### COMPITO ASSEGNATO 1:
Secondo la recensione su Cabeki, chi ha assemblato questa macchina musicale?
### COMPITO ASSEGNATO 2:
Prosegui la recensione su Cabeki partendo dopo l'ultima frase riportata.

### TESTO FORNITO:
Solo trenta minuti.
In trenta minuti non riuscirei nemmeno a spiegarti quali sono i motivi per cui io e te resteremo legati per sempre, come ingranaggi di uno stesso meccanismo smembrato che pure tornerebbe a funzionare se trovassimo un incastro migliore. Ai nostri automatismi sentimentali sostituisci parole mute che raccontano più di quanto facessero le folli litigate che mi lasciarono poi sola, facendo di te ciò che sei: una macchina celibe. In trenta minuti io non saprei raccontare nulla di tutto questo, lascerei parlare una melodia lontana che racconta sguardi che io non so più dire.
Eppure trenta minuti bastano a Cabeki, “macchina musicale assemblata da Andrea Faccioli”, per intrecciare tessiture sonore che (quasi) senza l'ausilio della voce umana riproducono, nel paradosso di una naturalezza artificiale, le tessere di una storia malinconica colorata di sfumature folk e alimentata ad energia elettrica.
Strumenti a corda così poco convenzionali che a malapena conosciamo il loro nome e che suonano tuttavia incredibilmente familiari. Un'armonica struggente come nei pezzi dei vecchi bluesman scritti sulla riva di un qualsiasi fiume di lacrime. Sotto la trama sonora si insinuano echi elettronici minimali (“Se quest'uomo diventasse un meccanismo”), imprevisto che annuncia l'arrivo di una catastrofe maggiore. Sono le distorsioni a caricarsi del ruolo funesto del temporale che lava via i fili di seta faticosamente intessuti dalla delicatezza degli archi, sono i fiati con le loro atmosfere plumbee a contrastare la speranza ricamata nei suoni più dolci. Come quelli che in “Il necessario ritorno” ricordano i campanellini che ho appeso alla porta per sapere quando varcherai di nuovo la soglia di casa, e il vento che soffiando li confonde fa di te Ulisse e di me Itaca, e questa musica è il sirtaki che ballerò ancora una volta quando ti vedrò arrivare. Unico pezzo in cui un canto lontano, proveniente dalla viscere della terra, accompagna la musica è “”, ma la voce non è mai preponderante rispetto al resto, come fosse uno strumento tra gli altri strumenti.

### DATI FORNITI:
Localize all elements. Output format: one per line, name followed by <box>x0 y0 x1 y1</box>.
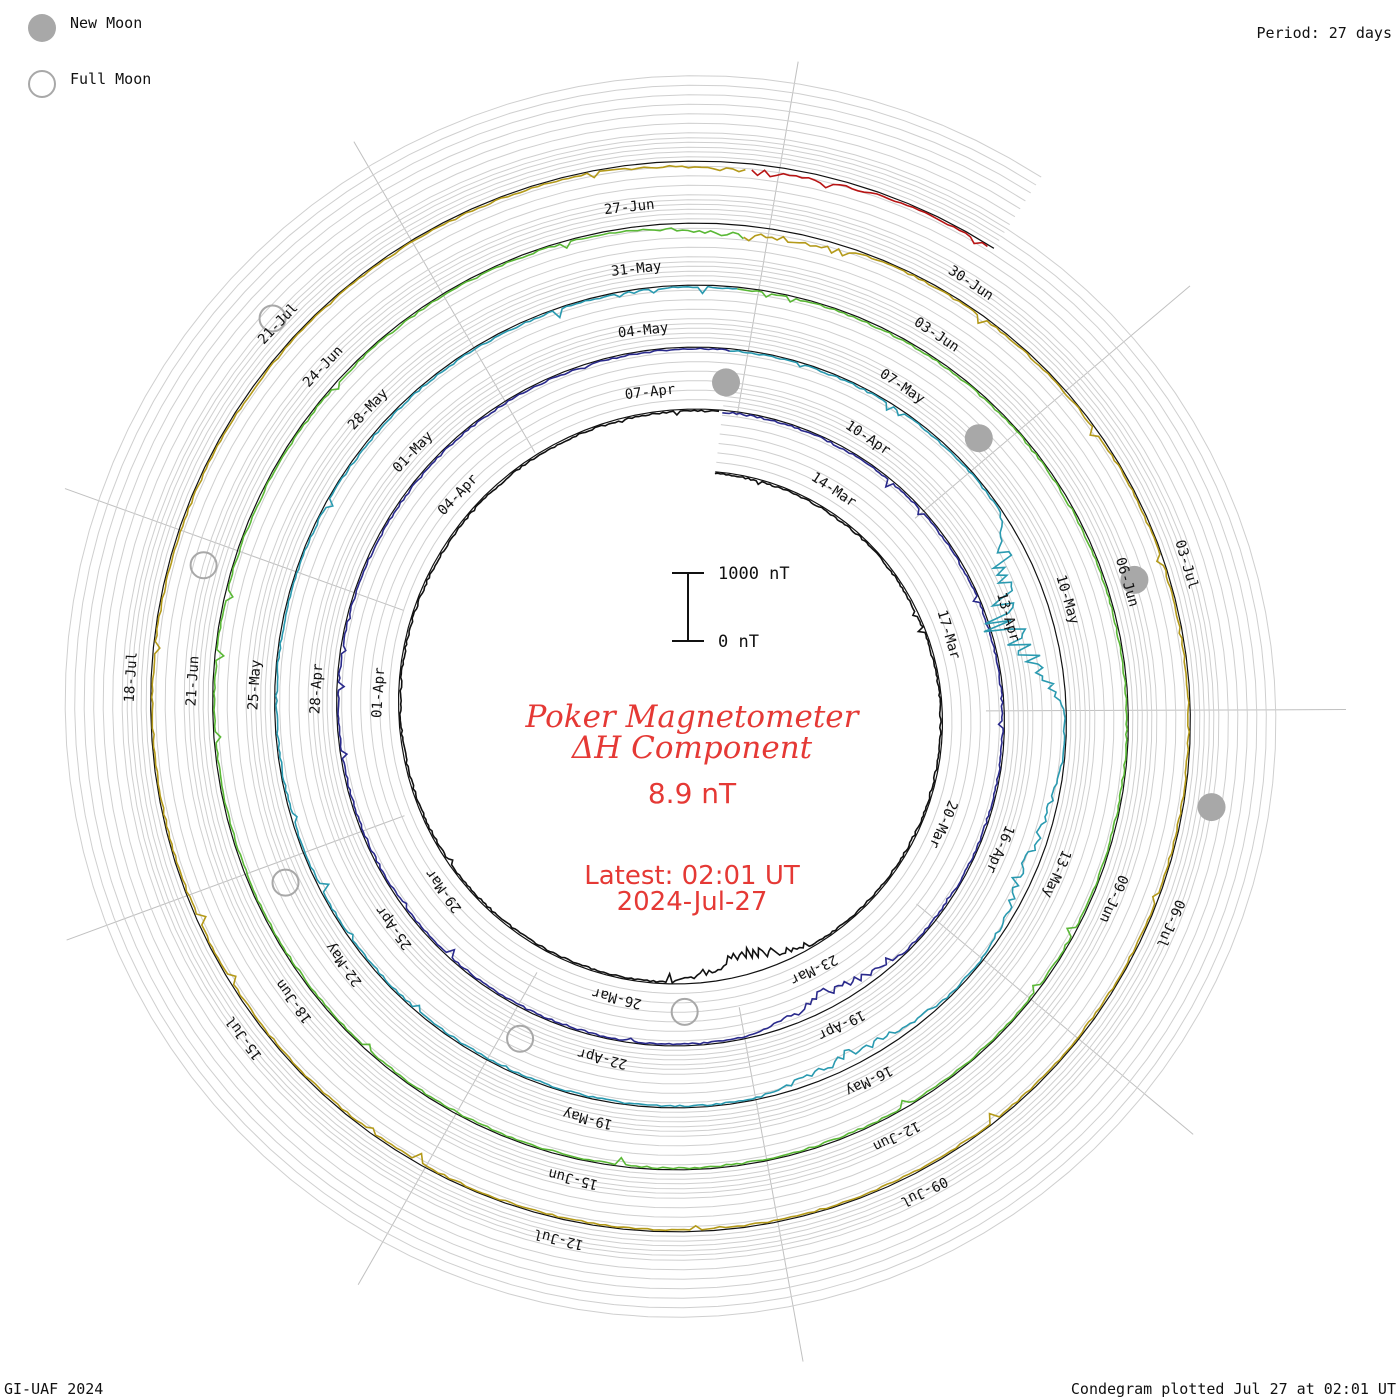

### RISPOSTA SCRITTA 1:
Andrea Faccioli.

### RISPOSTA SCRITTA 2:
Uno degli aspetti più commoventi di questo disco privo di parole e colmo di narrazioni è la poesia che nasce leggendo in sequenza i titoli delle canzoni - oculatamente scelti poiché ogni brano diventa sonorizzazione perfettamente congegnata di quegli input emotivi - un haiku che racchiude il senso tutto dell'ingranaggio meraviglioso che funziona sempre meglio, ad ogni nuovo play.
“Se quest'uomo diventasse un meccanismo / il necessario ritorno / verso il ronzio remoto / di un ingranaggio che si perde/ fra elettrodi di seta blu / alla banalità di un valore / negazioni che si negano / la bellezza pura e sterile della semplice / diapositiva si ricorda / l'ultimo degli uomini”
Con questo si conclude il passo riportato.